Repeat, line for line, the entries printed below.
# # # # # # #
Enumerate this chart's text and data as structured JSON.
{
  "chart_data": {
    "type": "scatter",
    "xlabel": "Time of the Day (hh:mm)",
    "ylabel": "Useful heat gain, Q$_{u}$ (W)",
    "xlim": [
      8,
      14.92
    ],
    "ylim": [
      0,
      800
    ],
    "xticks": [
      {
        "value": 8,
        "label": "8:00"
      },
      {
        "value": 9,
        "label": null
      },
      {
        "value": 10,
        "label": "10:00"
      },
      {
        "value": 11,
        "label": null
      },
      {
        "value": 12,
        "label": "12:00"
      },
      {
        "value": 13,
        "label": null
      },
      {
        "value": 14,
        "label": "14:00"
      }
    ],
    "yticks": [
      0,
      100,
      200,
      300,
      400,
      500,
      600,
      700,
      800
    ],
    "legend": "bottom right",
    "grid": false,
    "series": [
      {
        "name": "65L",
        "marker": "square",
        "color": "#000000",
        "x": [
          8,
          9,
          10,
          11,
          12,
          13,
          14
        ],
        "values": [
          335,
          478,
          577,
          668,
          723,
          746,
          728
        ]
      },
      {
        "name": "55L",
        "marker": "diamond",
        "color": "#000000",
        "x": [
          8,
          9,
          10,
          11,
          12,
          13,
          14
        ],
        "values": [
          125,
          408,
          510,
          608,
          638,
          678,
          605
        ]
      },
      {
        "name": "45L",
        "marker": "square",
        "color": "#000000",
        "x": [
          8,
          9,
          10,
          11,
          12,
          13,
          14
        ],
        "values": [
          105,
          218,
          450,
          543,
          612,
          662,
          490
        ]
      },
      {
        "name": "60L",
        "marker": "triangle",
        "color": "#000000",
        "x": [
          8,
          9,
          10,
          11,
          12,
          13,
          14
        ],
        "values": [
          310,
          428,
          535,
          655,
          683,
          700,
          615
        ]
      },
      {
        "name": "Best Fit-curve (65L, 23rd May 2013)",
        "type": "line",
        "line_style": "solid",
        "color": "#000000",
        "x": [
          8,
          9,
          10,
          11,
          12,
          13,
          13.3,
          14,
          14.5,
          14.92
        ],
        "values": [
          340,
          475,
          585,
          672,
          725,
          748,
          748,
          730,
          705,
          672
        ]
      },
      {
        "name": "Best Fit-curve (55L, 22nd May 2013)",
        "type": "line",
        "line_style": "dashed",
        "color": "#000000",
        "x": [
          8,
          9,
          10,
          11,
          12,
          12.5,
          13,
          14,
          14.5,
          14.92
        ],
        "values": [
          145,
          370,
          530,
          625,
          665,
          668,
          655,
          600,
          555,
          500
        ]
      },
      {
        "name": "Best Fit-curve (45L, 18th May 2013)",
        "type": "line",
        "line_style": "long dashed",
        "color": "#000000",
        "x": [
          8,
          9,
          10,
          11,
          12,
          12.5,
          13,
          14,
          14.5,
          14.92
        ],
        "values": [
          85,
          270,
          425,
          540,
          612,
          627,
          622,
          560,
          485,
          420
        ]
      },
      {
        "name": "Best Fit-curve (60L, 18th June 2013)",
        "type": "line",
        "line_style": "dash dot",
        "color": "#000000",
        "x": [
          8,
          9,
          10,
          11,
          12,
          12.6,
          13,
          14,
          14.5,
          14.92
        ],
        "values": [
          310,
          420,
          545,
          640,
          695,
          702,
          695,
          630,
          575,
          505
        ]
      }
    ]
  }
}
# # # # # # #
(Solution to this task):
Enumerate this chart's text and data as structured JSON.
{
  "chart_data": {
    "type": "scatter",
    "xlabel": "Time of the Day (hh:mm)",
    "ylabel": "Useful heat gain, Q$_{u}$ (W)",
    "xlim": [
      8,
      14.92
    ],
    "ylim": [
      0,
      800
    ],
    "xticks": [
      {
        "value": 8,
        "label": "8:00"
      },
      {
        "value": 9,
        "label": null
      },
      {
        "value": 10,
        "label": "10:00"
      },
      {
        "value": 11,
        "label": null
      },
      {
        "value": 12,
        "label": "12:00"
      },
      {
        "value": 13,
        "label": null
      },
      {
        "value": 14,
        "label": "14:00"
      }
    ],
    "yticks": [
      0,
      100,
      200,
      300,
      400,
      500,
      600,
      700,
      800
    ],
    "legend": "bottom right",
    "grid": false,
    "series": [
      {
        "name": "65L",
        "marker": "square",
        "color": "#000000",
        "x": [
          8,
          9,
          10,
          11,
          12,
          13,
          14
        ],
        "values": [
          335,
          478,
          577,
          668,
          723,
          746,
          728
        ]
      },
      {
        "name": "55L",
        "marker": "diamond",
        "color": "#000000",
        "x": [
          8,
          9,
          10,
          11,
          12,
          13,
          14
        ],
        "values": [
          125,
          408,
          510,
          608,
          638,
          678,
          605
        ]
      },
      {
        "name": "45L",
        "marker": "square",
        "color": "#000000",
        "x": [
          8,
          9,
          10,
          11,
          12,
          13,
          14
        ],
        "values": [
          105,
          218,
          450,
          543,
          612,
          662,
          490
        ]
      },
      {
        "name": "60L",
        "marker": "triangle",
        "color": "#000000",
        "x": [
          8,
          9,
          10,
          11,
          12,
          13,
          14
        ],
        "values": [
          310,
          428,
          535,
          655,
          683,
          700,
          615
        ]
      },
      {
        "name": "Best Fit-curve (65L, 23rd May 2013)",
        "type": "line",
        "line_style": "solid",
        "color": "#000000",
        "x": [
          8,
          9,
          10,
          11,
          12,
          13,
          13.3,
          14,
          14.5,
          14.92
        ],
        "values": [
          340,
          475,
          585,
          672,
          725,
          748,
          748,
          730,
          705,
          672
        ]
      },
      {
        "name": "Best Fit-curve (55L, 22nd May 2013)",
        "type": "line",
        "line_style": "dashed",
        "color": "#000000",
        "x": [
          8,
          9,
          10,
          11,
          12,
          12.5,
          13,
          14,
          14.5,
          14.92
        ],
        "values": [
          145,
          370,
          530,
          625,
          665,
          668,
          655,
          600,
          555,
          500
        ]
      },
      {
        "name": "Best Fit-curve (45L, 18th May 2013)",
        "type": "line",
        "line_style": "long dashed",
        "color": "#000000",
        "x": [
          8,
          9,
          10,
          11,
          12,
          12.5,
          13,
          14,
          14.5,
          14.92
        ],
        "values": [
          85,
          270,
          425,
          540,
          612,
          627,
          622,
          560,
          485,
          420
        ]
      },
      {
        "name": "Best Fit-curve (60L, 18th June 2013)",
        "type": "line",
        "line_style": "dash dot",
        "color": "#000000",
        "x": [
          8,
          9,
          10,
          11,
          12,
          12.6,
          13,
          14,
          14.5,
          14.92
        ],
        "values": [
          310,
          420,
          545,
          640,
          695,
          702,
          695,
          630,
          575,
          505
        ]
      }
    ]
  }
}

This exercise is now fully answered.